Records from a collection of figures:
+--
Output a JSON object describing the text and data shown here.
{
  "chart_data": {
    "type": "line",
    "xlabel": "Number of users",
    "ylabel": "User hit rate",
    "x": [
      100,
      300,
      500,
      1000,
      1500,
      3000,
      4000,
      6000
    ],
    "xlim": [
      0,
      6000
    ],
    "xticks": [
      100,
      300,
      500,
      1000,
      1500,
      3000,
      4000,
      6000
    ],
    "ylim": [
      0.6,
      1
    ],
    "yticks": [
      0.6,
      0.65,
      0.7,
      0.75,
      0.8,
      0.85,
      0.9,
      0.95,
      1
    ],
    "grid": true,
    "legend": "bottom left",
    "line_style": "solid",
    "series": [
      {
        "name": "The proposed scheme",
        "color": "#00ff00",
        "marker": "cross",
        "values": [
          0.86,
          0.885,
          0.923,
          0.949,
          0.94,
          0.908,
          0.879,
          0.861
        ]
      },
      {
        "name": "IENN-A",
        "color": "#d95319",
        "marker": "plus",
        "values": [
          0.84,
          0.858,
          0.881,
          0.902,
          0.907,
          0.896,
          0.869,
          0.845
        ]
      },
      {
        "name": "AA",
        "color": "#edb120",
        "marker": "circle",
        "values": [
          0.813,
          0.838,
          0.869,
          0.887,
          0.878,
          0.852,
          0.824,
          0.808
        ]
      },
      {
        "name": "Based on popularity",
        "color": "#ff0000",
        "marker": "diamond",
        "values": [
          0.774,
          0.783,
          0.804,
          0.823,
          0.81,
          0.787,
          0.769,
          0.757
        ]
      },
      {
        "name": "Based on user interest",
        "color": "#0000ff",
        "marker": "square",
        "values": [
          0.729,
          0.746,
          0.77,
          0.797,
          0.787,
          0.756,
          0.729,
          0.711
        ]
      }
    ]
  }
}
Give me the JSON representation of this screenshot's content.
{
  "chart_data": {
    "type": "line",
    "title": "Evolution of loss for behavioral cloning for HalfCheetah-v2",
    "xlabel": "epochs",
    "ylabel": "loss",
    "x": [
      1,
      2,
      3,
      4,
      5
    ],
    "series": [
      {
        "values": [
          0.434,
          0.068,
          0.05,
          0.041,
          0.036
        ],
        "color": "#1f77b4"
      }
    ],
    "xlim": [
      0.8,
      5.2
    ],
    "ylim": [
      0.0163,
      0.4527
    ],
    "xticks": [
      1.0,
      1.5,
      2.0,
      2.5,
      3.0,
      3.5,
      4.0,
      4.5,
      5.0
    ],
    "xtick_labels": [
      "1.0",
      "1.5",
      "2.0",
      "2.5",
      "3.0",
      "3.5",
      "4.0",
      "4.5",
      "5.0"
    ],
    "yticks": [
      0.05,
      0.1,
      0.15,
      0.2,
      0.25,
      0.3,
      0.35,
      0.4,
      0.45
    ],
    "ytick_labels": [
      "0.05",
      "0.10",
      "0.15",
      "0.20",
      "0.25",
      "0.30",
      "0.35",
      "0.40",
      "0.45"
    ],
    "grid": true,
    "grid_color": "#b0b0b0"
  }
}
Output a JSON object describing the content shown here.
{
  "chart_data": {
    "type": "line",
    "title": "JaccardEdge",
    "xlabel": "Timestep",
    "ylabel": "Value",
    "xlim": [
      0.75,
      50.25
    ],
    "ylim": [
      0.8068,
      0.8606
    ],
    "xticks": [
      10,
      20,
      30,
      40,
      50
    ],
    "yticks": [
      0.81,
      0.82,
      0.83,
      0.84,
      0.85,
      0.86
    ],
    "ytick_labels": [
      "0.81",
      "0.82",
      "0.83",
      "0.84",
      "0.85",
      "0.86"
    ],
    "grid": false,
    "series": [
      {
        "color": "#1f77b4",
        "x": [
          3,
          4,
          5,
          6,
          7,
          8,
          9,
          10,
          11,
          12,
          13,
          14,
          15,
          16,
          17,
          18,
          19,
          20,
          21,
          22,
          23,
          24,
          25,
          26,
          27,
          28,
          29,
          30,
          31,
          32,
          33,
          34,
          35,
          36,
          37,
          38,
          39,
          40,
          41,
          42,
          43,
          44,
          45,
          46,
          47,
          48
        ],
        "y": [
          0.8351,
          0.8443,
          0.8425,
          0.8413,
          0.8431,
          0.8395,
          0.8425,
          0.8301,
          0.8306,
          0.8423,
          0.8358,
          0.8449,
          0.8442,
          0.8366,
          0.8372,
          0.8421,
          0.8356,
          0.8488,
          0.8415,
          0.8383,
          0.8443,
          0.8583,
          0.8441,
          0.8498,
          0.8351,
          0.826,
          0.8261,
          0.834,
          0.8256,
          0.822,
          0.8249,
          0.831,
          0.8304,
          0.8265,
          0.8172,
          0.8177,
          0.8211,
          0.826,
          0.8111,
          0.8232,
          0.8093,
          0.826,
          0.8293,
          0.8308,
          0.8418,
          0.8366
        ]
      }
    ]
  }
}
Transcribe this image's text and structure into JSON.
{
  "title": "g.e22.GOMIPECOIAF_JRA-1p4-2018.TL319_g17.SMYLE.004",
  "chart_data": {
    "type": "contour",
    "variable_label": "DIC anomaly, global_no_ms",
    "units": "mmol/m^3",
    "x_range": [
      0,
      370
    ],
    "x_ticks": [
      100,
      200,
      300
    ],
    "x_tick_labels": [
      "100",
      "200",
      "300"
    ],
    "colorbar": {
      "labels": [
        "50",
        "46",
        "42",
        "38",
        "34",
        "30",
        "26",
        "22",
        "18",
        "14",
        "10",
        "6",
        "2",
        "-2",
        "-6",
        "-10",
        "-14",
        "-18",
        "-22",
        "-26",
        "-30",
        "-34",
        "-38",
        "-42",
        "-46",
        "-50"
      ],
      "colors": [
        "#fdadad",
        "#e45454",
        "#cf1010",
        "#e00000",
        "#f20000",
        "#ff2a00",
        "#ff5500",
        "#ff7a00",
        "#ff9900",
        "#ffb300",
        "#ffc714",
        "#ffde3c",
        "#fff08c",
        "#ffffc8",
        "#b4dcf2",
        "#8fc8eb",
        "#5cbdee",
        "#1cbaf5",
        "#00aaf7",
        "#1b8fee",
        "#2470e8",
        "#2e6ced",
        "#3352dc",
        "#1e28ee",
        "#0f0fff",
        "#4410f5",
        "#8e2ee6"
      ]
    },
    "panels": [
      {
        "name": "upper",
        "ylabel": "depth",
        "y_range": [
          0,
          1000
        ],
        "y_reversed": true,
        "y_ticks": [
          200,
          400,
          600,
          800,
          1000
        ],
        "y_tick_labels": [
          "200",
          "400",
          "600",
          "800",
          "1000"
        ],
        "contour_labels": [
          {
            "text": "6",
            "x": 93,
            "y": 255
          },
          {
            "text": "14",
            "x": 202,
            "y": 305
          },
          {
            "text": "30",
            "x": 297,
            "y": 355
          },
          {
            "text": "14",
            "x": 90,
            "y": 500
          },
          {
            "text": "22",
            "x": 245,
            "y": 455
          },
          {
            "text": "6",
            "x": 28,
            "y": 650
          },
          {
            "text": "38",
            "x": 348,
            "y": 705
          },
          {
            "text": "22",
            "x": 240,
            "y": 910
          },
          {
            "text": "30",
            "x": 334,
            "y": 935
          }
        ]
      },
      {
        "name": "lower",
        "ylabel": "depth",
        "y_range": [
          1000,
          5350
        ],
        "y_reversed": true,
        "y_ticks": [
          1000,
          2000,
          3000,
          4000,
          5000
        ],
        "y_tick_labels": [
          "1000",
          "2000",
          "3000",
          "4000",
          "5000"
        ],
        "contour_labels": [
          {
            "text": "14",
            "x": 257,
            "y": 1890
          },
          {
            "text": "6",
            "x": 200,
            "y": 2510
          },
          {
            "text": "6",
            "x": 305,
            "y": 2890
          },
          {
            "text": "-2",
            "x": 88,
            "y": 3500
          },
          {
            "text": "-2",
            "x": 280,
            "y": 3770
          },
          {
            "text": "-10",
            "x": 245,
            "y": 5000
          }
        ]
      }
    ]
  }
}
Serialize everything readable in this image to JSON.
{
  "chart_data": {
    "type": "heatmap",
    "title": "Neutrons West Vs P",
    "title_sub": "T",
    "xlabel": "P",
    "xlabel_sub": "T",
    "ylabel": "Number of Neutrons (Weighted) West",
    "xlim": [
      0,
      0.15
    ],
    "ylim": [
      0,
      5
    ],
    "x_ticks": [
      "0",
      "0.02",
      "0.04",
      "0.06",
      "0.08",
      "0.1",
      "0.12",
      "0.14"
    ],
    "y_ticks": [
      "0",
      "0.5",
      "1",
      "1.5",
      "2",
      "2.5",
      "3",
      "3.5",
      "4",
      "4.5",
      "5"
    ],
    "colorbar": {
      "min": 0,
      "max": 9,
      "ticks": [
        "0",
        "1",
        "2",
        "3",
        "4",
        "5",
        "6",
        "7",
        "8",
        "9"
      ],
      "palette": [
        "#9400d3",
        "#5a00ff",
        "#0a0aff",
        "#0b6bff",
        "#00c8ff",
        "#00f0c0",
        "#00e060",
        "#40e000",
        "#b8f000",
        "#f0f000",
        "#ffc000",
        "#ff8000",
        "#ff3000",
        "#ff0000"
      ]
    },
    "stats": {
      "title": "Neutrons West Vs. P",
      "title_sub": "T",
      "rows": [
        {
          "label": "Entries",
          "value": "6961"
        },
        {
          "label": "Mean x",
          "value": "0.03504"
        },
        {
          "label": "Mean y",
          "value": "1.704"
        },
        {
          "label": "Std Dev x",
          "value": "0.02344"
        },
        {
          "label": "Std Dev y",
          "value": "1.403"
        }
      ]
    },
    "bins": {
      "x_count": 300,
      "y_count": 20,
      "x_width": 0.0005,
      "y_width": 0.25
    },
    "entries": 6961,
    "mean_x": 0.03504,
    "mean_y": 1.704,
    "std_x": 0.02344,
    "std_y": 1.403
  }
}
+--
> _TO BE DONE_: State how many lines of the listing include "JSON", and nothing more.

> _SOLVED PROBLEM_: 5